(Dataset rows about figures)
***
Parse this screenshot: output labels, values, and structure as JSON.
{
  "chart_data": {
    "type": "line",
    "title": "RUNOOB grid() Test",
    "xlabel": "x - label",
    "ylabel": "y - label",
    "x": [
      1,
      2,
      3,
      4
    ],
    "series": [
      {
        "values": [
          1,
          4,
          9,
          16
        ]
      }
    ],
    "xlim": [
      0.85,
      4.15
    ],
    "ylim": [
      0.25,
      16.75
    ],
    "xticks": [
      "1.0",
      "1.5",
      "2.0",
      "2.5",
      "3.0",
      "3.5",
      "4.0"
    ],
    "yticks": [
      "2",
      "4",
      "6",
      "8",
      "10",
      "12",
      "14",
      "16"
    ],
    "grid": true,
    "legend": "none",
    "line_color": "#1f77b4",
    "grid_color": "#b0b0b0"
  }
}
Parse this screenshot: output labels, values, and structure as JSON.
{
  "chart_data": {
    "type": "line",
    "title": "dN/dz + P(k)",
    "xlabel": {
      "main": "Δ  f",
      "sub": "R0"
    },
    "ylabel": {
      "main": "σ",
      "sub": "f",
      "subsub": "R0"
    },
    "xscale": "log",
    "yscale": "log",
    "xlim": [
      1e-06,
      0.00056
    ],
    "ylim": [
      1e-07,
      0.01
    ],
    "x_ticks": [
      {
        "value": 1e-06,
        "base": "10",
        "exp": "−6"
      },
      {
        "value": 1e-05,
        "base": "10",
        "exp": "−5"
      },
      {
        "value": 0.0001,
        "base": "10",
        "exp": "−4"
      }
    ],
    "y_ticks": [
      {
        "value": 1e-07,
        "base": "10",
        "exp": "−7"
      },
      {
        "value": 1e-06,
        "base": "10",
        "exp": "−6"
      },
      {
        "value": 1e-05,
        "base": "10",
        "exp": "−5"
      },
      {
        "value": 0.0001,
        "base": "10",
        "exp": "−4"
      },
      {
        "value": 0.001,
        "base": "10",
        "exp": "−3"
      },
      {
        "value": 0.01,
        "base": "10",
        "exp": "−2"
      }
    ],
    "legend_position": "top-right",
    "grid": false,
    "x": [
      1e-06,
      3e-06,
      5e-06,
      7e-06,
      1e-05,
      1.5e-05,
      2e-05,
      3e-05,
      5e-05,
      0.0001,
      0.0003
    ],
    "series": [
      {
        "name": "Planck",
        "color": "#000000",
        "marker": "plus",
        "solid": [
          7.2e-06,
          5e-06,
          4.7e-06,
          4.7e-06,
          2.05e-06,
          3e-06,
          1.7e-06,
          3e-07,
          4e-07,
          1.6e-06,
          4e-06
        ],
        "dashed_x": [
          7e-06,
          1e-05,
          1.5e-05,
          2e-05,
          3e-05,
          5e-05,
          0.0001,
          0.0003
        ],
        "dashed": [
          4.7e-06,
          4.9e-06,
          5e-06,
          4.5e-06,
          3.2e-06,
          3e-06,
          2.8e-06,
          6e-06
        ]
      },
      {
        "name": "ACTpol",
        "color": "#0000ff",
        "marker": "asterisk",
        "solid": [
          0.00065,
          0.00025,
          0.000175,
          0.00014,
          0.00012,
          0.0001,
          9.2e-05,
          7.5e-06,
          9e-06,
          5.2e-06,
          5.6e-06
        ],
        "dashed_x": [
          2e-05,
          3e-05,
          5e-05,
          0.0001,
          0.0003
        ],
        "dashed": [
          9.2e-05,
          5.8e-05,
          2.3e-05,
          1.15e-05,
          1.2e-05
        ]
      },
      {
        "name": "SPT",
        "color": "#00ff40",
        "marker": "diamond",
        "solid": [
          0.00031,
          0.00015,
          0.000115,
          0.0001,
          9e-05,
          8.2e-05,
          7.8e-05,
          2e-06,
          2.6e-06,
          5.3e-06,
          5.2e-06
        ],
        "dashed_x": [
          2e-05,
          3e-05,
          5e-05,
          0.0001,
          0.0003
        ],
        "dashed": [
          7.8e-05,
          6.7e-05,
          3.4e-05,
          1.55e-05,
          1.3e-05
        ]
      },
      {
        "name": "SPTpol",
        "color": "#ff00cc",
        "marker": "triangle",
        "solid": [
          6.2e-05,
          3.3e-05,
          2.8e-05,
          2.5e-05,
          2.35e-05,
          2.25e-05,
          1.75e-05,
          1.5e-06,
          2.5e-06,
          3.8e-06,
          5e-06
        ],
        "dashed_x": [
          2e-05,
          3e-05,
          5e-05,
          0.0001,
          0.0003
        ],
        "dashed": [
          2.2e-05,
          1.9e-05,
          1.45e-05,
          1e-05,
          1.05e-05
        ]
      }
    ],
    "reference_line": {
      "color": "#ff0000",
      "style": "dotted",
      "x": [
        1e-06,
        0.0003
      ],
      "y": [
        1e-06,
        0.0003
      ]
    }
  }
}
***
Aim
Give the number of lines in the listing above that contain "title", and nothing else.

Answer to the exercise
2